Objectives —
**A)** In the interview excerpt about Becker and Fagen, which old East Coast guitarist friend was the five-piece Los Angeles band built around?
**B)** Carry on the interview excerpt about Becker and Fagen, picking up right after its final sentence.

Extract provided —

===

Fagen: “You used to talk about that metal parts factory…”

“Oh sure, but that was just a dream.”

From the off, the dynamic duo were at odds with the culture around them. Too eccentric to play ball with Jay & the Americans but too cynical to buy into the hippie dream of rock revolution, they occupied a kind of uncharted middle ground between Burt Bacharach and the Velvet Underground – craft and deviance.

“We were a little younger than the ’60s bands,” says Fagen. “A lot of the 60s foundation was starting to collapse by the time we put out our first record.”

“There was a rock aesthetic that existed that we weren’t connected to,” adds Becker. “It was definitely isolating, because in some ways we were trying to do something that was so different musically -”

“And that included a lot of traditional forms that predated rock -”

“And that were considered antithetical to rock -”

“Whereas we weren’t afraid to listen to our parents’ music.”

Through an odd sequence of events, Becker and Fagen ended up in Los Angeles, an environment very unlike the New York and New Jersey of their youth. Here, in blandly sunny La-la land, they attempted to assemble a conventional rock band of the time, a five-piece unit built around their old East Coast guitarist friend Denny Dias. Three classic albums of sassy, melodically irresistible songs later – songs like ‘Dirty Work’, ‘My Old School’, ‘Rikki Don’t Lose That Number’ and so many, many more – Becker and Fagen decided they didn’t want to tour anymore.

===

Raw data —
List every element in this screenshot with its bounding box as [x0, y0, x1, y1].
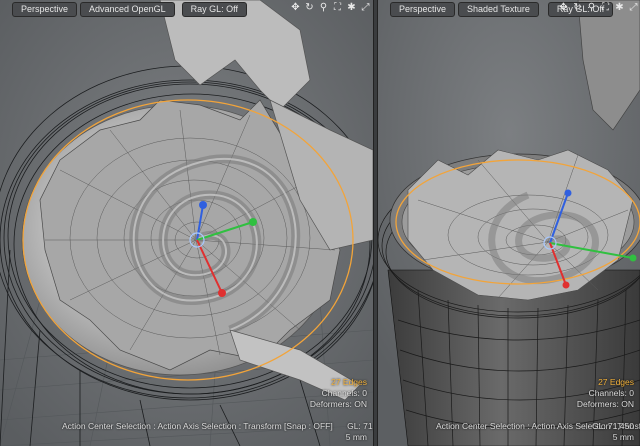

===

Results for the exercise —
**A)** Denny Dias.

**B)**
“It didn’t work beyond a certain point with that particular band for a lot of reasons,” says Becker. “We found ourselves in an uncomfortable position with some of our early bandmates of constantly not wanting to do things that they wanted to do. You end up being this sort of un-generous collaborator who’s constantly pissing on somebody’s parade and doesn’t wanna do the beer commercial or whatever the hell it is. In a way, it was very liberating not to have to deal with that afterwards. To be able to say, Let’s not work for a while, or Let’s hire this guy to play the drums.”

After 1974’s Pretzel Logic, Becker and Fagen slowly moved towards the meticulous perfectionism of Aja and Gaucho, albums featuring battalions of expensive session wizards playing intricate jazz-funk songs about criminals and junkies (and bewitchingly damaged women). The fact that by the end of Steely Dan’s first phase Becker had himself become a drug casualty didn’t make the duo any less fastidious in their methodology.

Gaucho was a struggle for us for a lot of reasons, and in the end we just sort of survived it,” says Becker circumspectly. “Whereas with Two Against Nature, although it took longer than we thought it was going to, in the end I think we finished it feeling we’d accomplished what we set out to do.”

“We don’t think of ourselves as being perfectionist, really,” says Fagen. “To us it’s more about desperately trying to have it sound more or less okay.”

“We’re just trying to spruce things up a little bit for people, you know. We want to sort of tie up the loose ends. And then the next thing you know, a couple of years have gone by.”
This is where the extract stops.